# [Aim of the exercise]
Hunt for the word "fedezett" across the entries below, copying each line that holds it.

[Data records]
------------------------------------

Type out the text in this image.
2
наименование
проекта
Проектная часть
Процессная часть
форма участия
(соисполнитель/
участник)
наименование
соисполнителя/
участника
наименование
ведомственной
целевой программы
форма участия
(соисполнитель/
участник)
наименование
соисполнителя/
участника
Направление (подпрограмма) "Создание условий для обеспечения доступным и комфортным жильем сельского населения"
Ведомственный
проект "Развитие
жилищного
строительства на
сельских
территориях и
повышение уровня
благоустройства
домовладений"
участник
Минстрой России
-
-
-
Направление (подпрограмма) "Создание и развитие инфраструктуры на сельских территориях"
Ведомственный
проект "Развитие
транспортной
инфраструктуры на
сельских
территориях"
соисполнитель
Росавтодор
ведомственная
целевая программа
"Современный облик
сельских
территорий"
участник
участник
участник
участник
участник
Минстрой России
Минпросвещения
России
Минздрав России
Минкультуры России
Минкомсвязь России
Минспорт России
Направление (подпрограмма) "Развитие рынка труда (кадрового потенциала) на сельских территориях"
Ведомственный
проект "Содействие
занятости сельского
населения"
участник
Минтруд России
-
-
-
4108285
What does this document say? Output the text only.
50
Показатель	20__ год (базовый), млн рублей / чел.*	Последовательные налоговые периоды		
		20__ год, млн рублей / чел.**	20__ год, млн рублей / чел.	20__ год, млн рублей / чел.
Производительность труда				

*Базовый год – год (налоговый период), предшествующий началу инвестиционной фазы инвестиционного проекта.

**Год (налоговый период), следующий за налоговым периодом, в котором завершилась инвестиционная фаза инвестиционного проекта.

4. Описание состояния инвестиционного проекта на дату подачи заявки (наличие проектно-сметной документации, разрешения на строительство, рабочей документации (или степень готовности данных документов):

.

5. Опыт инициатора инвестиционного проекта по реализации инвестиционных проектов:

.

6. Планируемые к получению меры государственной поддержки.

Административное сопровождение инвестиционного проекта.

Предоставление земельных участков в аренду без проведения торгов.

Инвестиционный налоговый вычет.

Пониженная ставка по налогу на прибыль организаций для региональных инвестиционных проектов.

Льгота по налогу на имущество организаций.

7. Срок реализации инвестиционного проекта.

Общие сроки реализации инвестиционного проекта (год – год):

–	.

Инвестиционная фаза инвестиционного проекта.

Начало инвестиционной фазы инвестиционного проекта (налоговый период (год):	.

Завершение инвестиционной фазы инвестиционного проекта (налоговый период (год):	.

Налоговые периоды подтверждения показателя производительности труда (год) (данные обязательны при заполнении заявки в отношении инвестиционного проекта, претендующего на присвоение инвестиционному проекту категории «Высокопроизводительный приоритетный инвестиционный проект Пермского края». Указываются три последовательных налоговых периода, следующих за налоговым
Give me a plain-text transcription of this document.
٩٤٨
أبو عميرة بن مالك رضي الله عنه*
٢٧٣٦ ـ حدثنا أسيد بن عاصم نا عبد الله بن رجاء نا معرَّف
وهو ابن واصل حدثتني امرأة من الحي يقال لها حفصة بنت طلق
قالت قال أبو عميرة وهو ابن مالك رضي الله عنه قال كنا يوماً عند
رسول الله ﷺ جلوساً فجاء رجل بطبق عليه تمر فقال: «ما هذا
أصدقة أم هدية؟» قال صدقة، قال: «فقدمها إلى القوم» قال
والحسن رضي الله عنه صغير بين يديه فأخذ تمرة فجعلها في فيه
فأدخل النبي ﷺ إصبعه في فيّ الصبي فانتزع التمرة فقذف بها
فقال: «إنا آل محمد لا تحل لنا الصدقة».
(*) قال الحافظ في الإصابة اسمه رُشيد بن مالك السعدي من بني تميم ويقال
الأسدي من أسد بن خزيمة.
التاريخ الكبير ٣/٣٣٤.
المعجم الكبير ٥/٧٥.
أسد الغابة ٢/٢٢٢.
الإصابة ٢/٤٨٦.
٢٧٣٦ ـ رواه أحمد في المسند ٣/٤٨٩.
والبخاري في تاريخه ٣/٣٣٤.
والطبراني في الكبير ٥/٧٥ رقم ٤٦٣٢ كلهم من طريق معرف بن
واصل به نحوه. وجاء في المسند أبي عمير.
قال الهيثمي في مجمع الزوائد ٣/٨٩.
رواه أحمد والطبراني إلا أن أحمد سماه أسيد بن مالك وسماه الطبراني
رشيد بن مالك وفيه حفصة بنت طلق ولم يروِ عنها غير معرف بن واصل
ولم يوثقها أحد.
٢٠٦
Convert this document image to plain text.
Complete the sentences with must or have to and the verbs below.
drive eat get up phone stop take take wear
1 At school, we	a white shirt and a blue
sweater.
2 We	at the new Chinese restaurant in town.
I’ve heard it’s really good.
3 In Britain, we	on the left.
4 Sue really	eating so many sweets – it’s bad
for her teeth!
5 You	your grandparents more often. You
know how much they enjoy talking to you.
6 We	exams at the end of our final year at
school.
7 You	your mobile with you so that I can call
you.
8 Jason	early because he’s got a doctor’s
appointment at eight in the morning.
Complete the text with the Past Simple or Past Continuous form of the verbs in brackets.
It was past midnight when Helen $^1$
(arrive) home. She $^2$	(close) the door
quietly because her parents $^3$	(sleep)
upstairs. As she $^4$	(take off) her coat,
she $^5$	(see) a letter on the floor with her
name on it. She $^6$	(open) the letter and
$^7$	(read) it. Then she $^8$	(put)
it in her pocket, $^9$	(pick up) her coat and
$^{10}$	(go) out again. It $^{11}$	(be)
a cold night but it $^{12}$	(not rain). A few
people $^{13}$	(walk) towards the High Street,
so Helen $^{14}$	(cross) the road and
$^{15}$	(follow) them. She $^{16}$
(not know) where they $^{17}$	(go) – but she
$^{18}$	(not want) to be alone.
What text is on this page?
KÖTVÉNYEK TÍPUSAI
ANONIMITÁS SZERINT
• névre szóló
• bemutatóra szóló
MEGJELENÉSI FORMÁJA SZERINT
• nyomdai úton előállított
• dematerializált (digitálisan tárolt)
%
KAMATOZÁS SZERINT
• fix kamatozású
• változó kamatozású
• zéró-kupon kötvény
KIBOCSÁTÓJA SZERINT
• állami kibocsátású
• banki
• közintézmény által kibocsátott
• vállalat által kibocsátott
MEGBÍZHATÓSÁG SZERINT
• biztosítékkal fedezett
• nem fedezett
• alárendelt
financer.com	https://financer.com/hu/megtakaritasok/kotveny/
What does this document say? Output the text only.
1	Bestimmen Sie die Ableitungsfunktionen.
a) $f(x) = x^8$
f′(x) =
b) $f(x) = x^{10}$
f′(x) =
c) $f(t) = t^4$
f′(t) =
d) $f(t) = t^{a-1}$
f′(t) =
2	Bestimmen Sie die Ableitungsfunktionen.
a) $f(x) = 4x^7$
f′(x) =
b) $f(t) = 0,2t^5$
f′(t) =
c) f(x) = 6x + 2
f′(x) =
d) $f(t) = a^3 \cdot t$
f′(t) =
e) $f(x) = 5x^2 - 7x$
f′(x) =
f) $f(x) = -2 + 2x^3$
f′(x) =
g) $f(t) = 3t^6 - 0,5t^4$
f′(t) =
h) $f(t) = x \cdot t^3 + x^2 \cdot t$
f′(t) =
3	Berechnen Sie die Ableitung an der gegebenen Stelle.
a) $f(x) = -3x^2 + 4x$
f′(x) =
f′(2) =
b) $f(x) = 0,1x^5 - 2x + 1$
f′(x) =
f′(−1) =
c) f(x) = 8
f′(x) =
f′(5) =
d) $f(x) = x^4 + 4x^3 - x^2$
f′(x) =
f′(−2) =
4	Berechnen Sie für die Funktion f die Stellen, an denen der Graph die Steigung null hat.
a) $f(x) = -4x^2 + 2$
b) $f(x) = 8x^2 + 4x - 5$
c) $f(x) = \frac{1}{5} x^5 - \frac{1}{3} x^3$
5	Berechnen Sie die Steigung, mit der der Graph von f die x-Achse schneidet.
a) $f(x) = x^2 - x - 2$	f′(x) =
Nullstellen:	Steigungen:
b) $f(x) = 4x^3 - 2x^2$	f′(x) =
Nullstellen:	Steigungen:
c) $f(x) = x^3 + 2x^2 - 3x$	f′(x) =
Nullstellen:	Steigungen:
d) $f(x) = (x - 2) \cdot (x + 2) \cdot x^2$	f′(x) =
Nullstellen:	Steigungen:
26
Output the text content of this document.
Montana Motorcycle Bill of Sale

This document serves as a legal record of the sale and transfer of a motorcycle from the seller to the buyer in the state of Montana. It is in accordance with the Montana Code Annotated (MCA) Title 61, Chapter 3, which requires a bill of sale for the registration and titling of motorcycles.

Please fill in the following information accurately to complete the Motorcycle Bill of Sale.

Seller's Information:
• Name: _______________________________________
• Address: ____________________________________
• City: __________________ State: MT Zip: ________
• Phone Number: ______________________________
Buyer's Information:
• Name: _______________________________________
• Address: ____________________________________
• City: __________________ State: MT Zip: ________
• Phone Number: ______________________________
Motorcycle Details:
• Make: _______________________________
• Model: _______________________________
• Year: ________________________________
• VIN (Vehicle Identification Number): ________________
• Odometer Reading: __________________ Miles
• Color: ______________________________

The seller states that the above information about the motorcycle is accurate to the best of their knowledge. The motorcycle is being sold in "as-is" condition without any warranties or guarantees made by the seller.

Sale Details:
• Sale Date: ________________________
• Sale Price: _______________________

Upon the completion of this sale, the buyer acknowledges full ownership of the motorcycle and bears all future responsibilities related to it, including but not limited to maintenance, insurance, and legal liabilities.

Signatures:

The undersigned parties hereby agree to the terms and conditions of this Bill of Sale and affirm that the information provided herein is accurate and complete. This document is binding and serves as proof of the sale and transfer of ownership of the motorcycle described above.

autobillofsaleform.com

------------------------------------

# [Answer to this exercise]
• biztosítékkal fedezett
• nem fedezett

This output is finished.